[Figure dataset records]
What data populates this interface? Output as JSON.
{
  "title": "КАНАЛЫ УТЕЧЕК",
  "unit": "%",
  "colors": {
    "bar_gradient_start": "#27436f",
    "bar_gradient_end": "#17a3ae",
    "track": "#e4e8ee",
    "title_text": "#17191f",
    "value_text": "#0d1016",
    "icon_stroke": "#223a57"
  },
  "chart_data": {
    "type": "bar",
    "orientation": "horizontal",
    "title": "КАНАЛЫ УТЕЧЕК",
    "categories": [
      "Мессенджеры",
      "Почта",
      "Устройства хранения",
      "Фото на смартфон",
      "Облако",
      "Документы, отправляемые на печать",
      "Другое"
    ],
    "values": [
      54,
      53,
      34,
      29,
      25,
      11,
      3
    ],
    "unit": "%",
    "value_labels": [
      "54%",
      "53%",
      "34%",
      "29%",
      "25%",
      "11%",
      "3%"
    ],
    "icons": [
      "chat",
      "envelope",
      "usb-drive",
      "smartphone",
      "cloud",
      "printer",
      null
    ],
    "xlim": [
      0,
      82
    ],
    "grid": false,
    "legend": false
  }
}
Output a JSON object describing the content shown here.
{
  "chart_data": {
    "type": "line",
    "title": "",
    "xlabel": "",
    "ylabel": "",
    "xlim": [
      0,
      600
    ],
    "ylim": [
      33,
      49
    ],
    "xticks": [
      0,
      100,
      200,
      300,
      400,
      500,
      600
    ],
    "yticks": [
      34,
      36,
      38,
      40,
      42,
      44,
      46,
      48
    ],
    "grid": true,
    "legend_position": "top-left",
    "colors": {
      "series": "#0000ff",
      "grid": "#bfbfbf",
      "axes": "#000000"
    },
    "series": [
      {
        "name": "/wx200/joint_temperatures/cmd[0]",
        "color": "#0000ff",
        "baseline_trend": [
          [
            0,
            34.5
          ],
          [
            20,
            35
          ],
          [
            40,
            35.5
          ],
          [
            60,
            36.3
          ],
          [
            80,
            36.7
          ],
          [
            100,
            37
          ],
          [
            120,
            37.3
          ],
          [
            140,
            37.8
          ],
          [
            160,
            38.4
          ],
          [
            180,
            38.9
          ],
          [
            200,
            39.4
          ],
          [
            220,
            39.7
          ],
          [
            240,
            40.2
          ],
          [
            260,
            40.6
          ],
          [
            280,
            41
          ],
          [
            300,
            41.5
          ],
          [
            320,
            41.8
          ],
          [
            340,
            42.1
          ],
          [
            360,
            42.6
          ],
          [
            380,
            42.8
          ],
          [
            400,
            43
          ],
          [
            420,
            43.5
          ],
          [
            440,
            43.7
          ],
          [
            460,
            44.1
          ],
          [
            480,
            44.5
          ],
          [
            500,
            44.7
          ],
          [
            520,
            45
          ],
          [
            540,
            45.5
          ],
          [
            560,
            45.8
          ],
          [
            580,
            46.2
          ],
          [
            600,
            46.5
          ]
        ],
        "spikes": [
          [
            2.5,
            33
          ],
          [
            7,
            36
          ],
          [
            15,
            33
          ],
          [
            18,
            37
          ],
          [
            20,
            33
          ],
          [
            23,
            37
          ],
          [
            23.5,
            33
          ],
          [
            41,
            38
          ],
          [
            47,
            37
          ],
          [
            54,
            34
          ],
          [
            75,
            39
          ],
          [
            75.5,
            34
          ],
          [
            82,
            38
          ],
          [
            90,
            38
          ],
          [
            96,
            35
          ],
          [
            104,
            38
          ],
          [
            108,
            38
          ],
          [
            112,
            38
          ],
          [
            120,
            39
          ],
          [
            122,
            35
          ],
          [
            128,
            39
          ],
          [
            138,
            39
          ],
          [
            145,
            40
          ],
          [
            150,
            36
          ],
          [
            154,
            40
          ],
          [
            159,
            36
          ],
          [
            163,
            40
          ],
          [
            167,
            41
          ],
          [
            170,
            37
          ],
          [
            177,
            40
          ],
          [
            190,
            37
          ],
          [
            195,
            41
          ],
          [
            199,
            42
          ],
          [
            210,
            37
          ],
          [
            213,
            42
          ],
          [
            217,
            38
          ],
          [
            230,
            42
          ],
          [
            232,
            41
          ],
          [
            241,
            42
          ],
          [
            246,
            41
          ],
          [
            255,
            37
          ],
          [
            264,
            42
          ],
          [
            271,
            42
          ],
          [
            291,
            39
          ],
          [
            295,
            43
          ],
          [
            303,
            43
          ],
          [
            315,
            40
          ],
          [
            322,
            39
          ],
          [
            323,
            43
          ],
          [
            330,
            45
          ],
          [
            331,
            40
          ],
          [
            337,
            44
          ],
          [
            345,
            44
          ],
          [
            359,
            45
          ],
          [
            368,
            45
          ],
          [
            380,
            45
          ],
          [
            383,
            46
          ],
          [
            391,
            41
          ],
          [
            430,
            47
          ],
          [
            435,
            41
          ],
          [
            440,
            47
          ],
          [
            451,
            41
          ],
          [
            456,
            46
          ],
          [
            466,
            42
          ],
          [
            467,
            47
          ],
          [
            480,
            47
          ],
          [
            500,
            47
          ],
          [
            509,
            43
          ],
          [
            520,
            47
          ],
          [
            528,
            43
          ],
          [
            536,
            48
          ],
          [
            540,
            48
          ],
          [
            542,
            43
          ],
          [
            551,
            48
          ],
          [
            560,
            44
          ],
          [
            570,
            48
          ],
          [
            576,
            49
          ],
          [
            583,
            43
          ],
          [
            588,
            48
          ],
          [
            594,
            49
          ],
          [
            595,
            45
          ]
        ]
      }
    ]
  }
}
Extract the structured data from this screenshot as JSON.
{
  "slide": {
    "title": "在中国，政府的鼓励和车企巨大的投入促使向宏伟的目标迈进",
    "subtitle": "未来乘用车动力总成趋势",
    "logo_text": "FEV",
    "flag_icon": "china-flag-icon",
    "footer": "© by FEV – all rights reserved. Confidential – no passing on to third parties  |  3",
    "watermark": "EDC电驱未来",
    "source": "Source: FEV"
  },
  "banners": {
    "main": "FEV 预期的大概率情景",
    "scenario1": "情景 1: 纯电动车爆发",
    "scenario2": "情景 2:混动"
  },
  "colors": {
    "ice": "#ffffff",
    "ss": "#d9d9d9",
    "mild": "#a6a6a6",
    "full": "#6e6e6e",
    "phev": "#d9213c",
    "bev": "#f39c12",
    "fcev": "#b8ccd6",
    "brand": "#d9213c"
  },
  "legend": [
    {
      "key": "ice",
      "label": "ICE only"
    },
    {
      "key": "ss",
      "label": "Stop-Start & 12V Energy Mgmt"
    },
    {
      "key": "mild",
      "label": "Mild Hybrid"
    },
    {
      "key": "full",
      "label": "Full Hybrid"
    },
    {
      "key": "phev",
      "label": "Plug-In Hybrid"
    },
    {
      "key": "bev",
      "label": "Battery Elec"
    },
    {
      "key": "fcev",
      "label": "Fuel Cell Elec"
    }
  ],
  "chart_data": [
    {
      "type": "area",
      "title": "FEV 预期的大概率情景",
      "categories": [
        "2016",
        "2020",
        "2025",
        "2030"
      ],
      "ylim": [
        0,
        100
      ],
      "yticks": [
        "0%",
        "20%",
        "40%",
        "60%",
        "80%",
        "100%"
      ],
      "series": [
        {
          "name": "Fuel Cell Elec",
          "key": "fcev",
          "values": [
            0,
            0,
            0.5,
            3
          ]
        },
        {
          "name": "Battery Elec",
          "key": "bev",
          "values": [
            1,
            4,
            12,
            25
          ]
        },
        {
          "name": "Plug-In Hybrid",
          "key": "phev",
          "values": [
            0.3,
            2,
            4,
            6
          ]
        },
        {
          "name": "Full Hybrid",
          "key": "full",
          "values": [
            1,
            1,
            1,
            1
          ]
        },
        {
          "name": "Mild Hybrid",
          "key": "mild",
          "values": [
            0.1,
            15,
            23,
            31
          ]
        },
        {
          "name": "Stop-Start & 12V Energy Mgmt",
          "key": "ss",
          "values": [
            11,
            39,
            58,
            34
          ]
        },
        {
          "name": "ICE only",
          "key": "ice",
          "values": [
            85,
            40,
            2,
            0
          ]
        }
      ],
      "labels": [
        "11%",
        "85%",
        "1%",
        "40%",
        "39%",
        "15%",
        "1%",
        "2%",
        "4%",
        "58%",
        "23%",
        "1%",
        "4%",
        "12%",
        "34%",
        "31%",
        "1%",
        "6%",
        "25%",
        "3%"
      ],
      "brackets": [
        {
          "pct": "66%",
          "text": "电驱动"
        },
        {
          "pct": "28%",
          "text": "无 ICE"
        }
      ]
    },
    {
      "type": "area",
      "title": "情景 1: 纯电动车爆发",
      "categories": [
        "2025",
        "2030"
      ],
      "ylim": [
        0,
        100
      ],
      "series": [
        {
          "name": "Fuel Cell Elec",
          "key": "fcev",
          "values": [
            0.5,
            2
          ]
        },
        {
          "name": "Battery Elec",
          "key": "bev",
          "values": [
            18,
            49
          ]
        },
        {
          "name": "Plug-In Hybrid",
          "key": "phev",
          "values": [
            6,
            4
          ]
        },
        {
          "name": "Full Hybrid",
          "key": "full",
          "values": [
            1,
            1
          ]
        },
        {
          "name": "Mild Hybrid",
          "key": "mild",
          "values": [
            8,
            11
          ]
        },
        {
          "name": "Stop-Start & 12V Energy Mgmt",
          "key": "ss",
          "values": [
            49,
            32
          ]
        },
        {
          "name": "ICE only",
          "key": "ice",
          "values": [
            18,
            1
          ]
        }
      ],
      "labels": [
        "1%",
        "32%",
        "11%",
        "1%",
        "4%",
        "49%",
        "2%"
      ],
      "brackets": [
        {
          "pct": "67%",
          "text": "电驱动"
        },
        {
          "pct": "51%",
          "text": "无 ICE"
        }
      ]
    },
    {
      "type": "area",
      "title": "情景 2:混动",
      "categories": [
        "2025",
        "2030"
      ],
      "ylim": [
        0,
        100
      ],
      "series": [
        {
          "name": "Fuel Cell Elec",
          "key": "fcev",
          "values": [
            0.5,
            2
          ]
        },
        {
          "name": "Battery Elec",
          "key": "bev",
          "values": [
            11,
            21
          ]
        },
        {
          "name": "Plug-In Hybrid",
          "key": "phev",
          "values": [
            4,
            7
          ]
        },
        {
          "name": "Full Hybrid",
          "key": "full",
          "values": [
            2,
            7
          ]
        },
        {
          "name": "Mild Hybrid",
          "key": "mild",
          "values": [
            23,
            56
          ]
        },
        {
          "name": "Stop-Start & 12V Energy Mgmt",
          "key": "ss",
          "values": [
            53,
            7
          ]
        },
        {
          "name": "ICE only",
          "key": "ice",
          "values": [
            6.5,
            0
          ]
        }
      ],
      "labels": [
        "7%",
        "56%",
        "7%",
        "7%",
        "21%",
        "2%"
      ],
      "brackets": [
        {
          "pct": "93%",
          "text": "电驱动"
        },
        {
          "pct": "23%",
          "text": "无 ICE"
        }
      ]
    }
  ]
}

* TASK DESCRIPTION *
Where a line holds the string "КАНАЛЫ", copy that line.

* WORKED SOLUTION *
  "title": "КАНАЛЫ УТЕЧЕК",
    "title": "КАНАЛЫ УТЕЧЕК",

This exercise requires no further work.